» **INPUT FOR THIS TASK**:
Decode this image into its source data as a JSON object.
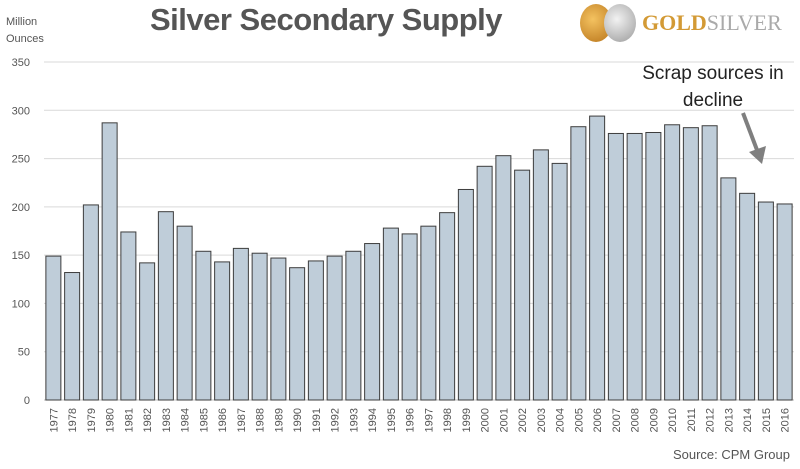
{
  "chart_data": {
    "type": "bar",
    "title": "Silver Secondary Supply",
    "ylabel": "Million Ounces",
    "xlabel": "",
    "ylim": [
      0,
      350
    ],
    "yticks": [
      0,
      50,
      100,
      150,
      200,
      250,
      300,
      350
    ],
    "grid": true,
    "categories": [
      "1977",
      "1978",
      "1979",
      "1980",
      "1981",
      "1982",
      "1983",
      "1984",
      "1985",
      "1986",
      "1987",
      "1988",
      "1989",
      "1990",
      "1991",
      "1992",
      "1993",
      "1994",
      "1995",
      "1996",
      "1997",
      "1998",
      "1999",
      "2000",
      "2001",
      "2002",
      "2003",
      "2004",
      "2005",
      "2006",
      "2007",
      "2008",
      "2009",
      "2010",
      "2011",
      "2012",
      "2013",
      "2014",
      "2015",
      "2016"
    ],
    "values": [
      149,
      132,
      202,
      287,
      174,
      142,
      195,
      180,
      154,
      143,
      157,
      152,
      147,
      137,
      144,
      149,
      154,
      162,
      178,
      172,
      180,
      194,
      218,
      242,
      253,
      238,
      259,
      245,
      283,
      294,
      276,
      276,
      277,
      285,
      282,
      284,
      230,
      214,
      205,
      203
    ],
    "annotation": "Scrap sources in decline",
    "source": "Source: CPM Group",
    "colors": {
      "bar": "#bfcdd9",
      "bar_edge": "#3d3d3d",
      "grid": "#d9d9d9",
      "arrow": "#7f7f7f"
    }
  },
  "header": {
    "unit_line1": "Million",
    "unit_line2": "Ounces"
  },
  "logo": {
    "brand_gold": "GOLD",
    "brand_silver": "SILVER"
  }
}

--

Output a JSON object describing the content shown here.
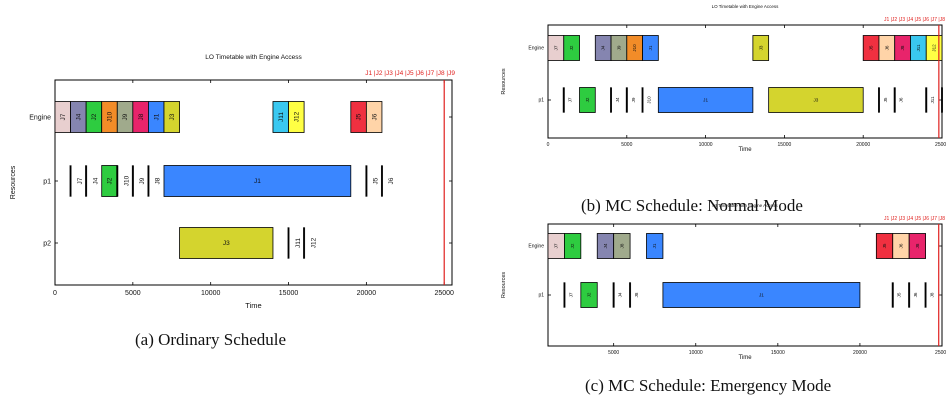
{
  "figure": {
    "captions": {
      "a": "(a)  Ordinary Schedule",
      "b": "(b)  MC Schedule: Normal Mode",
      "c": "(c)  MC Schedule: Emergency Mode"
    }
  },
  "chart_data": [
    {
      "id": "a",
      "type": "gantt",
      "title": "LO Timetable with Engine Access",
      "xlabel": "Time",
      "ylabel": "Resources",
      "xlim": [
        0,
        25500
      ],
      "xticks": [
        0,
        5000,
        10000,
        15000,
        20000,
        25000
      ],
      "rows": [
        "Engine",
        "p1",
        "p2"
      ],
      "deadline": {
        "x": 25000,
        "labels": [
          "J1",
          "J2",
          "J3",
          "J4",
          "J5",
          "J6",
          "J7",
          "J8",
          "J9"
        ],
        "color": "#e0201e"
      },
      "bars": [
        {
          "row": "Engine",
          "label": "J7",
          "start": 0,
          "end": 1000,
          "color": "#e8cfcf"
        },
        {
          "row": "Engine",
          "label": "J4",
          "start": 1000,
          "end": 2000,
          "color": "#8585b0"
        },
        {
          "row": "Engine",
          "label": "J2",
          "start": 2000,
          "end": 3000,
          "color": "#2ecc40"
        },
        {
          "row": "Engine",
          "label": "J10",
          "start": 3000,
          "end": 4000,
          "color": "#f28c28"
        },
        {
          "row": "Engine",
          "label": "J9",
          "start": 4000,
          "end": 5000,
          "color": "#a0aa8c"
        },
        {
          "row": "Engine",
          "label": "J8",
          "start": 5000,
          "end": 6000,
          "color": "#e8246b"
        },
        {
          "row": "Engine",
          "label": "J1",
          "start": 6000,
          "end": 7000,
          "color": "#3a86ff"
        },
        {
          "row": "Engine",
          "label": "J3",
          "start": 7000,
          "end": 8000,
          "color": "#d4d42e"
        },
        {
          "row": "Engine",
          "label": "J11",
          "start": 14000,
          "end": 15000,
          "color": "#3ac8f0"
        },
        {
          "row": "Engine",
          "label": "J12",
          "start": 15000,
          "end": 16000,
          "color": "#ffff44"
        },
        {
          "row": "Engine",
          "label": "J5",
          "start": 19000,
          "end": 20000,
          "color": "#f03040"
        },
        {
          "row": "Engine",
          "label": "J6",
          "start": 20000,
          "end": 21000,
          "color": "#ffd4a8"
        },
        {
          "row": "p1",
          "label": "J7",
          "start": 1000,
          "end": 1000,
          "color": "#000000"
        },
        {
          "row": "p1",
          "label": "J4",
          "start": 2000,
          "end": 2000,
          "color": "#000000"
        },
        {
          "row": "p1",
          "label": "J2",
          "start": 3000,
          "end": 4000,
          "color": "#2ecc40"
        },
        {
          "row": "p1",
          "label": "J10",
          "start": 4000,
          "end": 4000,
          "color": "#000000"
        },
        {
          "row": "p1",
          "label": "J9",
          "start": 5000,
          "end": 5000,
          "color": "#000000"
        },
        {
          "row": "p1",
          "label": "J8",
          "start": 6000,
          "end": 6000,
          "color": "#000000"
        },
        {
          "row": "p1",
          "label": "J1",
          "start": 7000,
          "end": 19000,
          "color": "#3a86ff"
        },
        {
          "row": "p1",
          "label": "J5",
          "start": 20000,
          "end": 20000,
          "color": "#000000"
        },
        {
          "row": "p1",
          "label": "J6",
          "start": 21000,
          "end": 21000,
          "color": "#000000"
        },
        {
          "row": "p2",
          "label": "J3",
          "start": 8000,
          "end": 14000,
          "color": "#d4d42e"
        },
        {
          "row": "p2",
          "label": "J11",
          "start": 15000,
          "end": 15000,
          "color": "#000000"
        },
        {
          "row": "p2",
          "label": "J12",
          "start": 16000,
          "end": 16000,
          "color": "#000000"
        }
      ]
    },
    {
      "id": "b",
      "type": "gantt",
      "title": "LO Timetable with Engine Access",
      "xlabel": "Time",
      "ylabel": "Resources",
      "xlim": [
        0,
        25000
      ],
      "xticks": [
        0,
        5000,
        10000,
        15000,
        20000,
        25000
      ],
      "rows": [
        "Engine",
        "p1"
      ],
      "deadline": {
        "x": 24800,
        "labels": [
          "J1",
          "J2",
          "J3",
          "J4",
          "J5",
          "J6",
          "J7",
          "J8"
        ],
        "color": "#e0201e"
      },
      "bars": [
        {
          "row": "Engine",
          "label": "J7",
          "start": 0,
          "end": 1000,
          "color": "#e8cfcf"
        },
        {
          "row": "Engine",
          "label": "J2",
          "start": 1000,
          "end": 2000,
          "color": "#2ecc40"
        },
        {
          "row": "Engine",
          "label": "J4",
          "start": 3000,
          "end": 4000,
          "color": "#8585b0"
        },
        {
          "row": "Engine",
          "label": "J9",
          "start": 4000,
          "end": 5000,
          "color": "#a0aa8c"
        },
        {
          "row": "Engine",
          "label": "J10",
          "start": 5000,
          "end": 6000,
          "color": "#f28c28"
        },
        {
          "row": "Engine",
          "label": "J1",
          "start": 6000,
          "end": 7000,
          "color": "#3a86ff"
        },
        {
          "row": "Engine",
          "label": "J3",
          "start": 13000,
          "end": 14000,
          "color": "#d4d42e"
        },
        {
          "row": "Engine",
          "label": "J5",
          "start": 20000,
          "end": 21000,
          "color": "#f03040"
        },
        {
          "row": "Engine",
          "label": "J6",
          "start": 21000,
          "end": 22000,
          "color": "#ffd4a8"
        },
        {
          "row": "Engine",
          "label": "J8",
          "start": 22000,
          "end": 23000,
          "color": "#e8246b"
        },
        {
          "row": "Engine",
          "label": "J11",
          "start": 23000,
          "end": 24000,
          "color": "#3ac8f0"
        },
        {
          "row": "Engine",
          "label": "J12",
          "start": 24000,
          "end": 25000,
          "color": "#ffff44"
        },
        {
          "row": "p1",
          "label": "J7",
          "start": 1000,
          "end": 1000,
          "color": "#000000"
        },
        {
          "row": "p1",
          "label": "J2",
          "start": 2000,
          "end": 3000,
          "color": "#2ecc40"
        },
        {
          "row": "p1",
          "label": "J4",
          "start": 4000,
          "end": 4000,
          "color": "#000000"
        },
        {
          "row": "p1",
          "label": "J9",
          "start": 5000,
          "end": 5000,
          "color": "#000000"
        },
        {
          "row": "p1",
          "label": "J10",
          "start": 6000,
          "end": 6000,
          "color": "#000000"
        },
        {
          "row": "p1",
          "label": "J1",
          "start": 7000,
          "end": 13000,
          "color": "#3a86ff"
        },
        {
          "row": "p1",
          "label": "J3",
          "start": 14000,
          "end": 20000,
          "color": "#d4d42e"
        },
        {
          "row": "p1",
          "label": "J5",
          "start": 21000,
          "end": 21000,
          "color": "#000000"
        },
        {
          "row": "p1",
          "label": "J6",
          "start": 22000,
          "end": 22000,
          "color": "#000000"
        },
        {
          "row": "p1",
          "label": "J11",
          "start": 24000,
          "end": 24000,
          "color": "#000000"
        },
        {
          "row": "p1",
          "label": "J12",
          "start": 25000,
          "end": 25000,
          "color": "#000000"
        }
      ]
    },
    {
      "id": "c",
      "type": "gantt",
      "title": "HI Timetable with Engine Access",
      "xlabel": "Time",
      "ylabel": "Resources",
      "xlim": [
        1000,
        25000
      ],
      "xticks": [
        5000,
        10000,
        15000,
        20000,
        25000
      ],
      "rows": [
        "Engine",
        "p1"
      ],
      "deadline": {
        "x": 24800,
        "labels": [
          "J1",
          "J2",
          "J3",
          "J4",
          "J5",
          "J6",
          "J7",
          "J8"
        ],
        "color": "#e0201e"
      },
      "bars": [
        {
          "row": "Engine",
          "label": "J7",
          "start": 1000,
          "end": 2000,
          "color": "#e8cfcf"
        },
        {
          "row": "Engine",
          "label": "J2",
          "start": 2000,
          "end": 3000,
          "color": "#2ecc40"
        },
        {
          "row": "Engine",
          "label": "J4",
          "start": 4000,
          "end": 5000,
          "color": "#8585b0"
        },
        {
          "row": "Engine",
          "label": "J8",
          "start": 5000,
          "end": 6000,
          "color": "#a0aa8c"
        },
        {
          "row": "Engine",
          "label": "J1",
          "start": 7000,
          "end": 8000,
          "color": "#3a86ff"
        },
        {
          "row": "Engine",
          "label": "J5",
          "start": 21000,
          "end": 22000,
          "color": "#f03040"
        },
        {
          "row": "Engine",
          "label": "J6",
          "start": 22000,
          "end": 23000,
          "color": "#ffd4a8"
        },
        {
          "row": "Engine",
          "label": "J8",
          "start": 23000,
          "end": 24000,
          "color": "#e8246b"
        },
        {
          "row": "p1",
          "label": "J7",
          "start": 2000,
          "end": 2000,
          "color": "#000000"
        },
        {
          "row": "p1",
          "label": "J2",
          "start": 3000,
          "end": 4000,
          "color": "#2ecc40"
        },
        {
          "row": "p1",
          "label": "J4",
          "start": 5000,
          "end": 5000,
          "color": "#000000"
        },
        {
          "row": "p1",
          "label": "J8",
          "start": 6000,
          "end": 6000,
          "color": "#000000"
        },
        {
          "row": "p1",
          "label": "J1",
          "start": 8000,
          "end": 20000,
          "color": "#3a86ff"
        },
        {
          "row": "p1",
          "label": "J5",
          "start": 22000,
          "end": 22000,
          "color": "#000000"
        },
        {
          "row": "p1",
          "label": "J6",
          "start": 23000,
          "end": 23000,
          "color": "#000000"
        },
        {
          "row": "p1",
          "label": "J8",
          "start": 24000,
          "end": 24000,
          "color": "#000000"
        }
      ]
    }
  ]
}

* * *

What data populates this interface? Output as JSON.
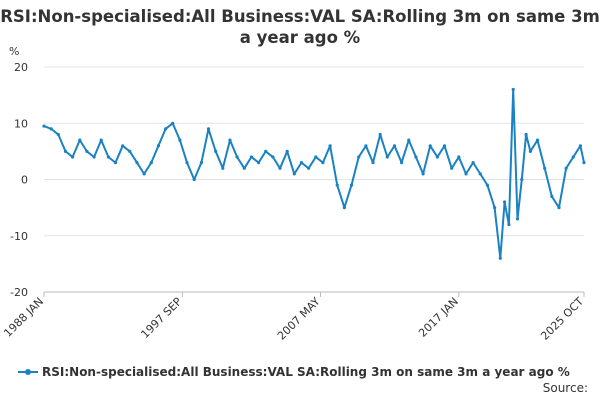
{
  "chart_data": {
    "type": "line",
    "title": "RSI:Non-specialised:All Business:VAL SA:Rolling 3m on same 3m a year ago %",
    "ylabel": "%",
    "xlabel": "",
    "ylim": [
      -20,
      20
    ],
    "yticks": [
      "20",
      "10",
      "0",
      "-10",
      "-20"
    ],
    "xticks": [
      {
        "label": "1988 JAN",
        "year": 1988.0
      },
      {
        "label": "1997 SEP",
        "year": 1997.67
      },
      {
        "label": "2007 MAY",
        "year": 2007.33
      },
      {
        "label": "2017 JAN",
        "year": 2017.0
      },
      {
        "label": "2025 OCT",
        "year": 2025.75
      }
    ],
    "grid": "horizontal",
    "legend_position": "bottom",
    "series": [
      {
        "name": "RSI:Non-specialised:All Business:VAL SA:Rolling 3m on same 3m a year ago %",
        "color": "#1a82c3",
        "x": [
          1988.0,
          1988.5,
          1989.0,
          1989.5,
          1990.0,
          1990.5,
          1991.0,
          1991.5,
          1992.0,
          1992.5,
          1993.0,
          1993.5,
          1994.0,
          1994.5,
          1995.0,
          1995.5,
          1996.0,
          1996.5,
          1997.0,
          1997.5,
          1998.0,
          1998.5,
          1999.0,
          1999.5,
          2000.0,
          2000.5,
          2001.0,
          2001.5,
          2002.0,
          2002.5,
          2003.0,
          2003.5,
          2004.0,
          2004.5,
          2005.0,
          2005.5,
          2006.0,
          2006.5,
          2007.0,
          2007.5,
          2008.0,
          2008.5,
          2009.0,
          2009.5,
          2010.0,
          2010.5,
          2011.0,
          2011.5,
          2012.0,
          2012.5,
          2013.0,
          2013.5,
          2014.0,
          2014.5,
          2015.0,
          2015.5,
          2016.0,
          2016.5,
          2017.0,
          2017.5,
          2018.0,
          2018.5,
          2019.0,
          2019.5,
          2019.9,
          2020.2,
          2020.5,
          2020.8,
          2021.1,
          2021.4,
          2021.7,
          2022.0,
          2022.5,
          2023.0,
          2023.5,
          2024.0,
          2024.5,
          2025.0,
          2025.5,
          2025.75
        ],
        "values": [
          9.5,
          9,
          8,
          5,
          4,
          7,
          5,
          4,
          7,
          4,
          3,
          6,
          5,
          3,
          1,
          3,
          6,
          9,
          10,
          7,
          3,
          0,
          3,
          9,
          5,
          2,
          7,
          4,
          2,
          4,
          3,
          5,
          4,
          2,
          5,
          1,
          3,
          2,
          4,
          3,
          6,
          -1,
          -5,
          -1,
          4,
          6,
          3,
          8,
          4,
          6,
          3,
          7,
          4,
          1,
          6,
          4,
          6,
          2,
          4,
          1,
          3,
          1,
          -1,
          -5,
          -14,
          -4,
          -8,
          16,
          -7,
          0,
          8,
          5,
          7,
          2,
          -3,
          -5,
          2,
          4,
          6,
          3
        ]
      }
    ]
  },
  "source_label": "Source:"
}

» **YOUR INSTRUCTIONS**: Working from the listing above, pick out every line that has "Schedule" and copy it.

» **EXERCISE RESPONSE**:
      "a": "(a)  Ordinary Schedule",
      "b": "(b)  MC Schedule: Normal Mode",
      "c": "(c)  MC Schedule: Emergency Mode"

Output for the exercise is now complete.